begin TASK INPUT

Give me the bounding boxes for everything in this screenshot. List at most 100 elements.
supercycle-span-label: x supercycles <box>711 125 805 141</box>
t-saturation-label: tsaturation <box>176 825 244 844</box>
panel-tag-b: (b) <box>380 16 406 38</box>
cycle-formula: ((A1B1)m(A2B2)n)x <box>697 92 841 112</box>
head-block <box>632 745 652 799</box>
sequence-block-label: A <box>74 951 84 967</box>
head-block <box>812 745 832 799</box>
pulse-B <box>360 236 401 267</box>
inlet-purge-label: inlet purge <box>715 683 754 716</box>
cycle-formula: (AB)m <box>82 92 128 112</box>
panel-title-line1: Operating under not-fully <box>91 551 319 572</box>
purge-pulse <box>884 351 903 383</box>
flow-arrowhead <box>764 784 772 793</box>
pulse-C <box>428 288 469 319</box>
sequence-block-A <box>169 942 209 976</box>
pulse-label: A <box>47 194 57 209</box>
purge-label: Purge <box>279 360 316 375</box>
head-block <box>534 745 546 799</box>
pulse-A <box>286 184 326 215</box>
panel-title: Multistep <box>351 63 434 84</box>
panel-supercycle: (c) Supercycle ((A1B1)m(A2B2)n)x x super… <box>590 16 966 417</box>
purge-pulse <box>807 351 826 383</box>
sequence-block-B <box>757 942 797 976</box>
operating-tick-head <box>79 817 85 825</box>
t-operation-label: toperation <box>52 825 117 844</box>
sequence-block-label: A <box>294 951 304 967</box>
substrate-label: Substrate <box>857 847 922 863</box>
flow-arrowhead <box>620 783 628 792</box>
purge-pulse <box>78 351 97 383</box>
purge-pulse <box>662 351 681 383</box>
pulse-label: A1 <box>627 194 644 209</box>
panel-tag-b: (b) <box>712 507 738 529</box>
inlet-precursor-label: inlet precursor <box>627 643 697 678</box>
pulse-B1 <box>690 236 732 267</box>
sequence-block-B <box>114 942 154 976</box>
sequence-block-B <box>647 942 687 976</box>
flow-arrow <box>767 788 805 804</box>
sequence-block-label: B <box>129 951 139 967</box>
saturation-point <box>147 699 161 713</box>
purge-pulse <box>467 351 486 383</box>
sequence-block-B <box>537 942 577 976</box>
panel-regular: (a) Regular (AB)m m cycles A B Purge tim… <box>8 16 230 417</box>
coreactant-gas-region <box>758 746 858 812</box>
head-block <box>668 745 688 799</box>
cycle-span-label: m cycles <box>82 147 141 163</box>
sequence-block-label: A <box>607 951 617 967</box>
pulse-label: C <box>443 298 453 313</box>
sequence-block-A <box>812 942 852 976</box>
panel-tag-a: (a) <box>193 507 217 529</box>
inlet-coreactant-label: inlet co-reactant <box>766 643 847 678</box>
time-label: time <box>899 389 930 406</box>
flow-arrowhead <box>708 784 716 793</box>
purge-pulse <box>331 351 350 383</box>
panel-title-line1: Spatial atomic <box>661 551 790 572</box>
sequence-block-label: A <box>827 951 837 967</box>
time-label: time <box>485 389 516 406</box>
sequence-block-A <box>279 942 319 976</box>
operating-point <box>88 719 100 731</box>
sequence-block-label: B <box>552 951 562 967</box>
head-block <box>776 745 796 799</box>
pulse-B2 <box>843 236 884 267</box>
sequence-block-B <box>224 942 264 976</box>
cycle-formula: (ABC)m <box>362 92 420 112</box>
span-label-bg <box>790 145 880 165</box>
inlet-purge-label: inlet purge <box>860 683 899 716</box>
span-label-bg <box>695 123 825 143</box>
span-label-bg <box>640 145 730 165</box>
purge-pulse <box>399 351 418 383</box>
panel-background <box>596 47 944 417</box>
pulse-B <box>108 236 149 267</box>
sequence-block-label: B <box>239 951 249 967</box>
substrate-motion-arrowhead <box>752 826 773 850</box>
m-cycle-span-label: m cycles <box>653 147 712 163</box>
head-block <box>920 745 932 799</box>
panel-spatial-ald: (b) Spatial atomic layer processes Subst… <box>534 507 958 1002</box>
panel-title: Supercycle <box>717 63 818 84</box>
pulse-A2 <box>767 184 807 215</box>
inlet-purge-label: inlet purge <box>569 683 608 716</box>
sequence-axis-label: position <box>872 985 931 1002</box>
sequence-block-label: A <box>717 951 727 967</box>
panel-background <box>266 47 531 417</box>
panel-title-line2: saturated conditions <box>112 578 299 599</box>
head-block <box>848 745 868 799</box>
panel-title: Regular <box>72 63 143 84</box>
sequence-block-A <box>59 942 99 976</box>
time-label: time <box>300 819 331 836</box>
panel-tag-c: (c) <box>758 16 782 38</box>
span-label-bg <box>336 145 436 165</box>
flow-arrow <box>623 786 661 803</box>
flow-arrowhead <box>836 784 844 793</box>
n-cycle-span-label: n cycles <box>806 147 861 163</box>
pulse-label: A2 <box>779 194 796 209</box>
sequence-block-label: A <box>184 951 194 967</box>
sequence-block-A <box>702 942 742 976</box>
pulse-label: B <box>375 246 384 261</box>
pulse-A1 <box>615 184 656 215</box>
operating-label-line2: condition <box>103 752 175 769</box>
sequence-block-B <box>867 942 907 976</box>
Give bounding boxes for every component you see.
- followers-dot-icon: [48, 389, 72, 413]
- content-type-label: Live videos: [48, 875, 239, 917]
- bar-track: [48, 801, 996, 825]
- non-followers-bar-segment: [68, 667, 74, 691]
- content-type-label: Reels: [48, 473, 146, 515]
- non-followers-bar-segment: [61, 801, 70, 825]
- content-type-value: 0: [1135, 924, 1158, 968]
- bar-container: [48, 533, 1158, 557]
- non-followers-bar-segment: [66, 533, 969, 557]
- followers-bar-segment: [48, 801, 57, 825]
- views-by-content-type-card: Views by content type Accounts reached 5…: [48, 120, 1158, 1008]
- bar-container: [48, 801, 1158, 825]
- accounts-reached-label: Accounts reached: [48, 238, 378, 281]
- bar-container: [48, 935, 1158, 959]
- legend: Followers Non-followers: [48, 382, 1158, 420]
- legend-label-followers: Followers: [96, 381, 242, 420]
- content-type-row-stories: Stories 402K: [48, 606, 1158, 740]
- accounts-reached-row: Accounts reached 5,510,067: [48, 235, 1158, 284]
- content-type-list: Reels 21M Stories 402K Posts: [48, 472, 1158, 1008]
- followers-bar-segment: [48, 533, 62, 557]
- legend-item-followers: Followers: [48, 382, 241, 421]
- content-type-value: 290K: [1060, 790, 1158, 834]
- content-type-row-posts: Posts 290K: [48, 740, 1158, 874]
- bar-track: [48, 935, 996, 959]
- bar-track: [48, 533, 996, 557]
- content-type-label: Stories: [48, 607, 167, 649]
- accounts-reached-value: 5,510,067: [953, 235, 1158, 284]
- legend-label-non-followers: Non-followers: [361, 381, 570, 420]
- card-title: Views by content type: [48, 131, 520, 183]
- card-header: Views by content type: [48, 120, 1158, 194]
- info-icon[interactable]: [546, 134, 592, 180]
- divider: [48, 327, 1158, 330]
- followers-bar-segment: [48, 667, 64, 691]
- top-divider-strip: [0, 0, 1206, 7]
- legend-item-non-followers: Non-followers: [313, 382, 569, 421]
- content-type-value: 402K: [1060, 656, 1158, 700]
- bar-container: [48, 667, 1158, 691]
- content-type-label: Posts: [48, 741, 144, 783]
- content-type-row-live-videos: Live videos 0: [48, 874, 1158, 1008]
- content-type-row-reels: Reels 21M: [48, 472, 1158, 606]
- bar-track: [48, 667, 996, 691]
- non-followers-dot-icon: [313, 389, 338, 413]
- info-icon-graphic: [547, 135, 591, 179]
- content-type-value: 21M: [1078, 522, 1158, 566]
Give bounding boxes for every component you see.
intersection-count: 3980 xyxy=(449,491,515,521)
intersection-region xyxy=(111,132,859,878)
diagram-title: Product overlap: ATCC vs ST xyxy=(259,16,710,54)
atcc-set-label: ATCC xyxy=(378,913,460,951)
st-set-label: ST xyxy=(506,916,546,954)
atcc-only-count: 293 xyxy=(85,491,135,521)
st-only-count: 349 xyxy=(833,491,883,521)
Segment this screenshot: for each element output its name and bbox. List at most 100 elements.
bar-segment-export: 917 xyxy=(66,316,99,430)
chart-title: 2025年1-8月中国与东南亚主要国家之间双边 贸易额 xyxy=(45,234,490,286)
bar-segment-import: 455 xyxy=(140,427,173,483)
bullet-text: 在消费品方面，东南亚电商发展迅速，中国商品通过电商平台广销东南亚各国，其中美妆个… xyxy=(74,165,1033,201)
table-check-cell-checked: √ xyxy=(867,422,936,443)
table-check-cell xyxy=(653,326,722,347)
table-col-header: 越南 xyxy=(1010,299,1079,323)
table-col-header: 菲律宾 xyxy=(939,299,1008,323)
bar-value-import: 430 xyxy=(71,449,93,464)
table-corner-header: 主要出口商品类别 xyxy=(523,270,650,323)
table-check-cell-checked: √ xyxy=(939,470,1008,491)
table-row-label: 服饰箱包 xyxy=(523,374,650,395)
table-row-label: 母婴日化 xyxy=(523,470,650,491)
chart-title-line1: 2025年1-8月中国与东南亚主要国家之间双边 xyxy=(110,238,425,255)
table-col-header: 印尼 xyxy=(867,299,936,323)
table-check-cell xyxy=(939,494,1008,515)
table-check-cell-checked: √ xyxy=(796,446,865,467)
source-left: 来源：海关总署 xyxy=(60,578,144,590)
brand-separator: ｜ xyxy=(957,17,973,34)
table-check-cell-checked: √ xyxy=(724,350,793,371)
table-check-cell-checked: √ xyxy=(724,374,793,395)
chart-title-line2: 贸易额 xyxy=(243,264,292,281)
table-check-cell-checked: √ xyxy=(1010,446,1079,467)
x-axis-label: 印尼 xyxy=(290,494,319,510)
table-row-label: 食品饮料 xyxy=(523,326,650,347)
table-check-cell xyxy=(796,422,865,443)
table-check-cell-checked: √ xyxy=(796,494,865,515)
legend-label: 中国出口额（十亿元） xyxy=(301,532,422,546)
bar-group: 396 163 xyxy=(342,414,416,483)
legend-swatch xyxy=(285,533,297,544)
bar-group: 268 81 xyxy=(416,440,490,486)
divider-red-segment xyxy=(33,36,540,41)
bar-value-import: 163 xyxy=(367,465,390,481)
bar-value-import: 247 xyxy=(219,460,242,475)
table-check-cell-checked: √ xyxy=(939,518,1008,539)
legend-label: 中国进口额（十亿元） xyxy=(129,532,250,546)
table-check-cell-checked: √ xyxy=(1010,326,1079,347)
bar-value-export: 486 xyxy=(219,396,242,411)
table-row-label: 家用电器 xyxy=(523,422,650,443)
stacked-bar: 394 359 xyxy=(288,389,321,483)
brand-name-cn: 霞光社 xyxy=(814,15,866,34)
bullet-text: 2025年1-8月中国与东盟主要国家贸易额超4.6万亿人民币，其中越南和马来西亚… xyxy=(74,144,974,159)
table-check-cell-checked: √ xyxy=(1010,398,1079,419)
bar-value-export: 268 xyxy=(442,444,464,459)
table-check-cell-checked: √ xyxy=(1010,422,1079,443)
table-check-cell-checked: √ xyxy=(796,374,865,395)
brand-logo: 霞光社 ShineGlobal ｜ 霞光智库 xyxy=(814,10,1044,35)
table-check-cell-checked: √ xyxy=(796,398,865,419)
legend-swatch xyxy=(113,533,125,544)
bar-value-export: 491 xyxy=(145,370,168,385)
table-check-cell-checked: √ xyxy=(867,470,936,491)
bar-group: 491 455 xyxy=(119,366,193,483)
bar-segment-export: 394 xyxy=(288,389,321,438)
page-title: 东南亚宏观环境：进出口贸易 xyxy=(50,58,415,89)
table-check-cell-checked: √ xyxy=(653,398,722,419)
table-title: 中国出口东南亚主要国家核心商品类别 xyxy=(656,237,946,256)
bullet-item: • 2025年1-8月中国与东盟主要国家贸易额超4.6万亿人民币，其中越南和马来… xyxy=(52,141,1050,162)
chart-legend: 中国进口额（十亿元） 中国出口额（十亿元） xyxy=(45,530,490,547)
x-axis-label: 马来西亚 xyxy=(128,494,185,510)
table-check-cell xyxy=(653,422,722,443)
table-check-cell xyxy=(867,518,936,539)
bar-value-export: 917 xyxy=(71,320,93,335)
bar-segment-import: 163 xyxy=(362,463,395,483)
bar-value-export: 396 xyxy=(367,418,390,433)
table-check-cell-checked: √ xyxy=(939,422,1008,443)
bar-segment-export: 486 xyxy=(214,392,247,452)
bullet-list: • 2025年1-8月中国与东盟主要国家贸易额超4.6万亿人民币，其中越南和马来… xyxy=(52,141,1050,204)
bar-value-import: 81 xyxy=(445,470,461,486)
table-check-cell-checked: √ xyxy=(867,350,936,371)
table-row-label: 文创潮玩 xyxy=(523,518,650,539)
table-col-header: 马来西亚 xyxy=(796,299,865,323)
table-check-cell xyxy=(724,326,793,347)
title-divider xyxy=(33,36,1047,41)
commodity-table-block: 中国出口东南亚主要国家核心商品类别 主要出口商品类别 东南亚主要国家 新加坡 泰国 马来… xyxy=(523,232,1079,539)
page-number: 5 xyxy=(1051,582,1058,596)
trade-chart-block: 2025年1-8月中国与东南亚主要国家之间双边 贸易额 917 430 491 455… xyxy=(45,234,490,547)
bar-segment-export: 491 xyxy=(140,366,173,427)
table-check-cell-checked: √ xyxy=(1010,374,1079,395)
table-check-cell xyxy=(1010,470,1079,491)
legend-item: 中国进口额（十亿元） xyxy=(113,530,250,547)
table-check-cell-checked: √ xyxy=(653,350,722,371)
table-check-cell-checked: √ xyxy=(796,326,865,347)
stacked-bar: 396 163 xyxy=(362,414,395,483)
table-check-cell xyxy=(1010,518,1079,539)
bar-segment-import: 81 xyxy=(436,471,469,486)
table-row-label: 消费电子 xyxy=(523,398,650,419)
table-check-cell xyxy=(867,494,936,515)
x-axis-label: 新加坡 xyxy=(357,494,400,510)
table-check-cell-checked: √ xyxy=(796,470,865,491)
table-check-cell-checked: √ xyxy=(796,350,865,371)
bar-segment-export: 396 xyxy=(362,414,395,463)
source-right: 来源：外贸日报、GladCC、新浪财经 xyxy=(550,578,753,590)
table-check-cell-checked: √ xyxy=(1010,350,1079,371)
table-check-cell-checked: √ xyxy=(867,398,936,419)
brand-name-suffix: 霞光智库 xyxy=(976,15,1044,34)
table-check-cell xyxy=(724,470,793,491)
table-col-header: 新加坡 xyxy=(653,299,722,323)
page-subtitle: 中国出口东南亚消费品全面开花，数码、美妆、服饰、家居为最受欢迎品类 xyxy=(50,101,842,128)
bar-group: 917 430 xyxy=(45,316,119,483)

end TASK INPUT

**SHORT PROBLEM**
Put each line from the beginning of the material through the line containing "sequence-block-label: A <box>74" into a JSON list of strings, one string per line, with blank lines omitted.

**THE COMPLETED TASK**
[
  "Give me the bounding boxes for everything in this screenshot. List at most 100 elements.",
  "supercycle-span-label: x supercycles <box>711 125 805 141</box>",
  "t-saturation-label: tsaturation <box>176 825 244 844</box>",
  "panel-tag-b: (b) <box>380 16 406 38</box>",
  "cycle-formula: ((A1B1)m(A2B2)n)x <box>697 92 841 112</box>",
  "head-block <box>632 745 652 799</box>",
  "sequence-block-label: A <box>74 951 84 967</box>"
]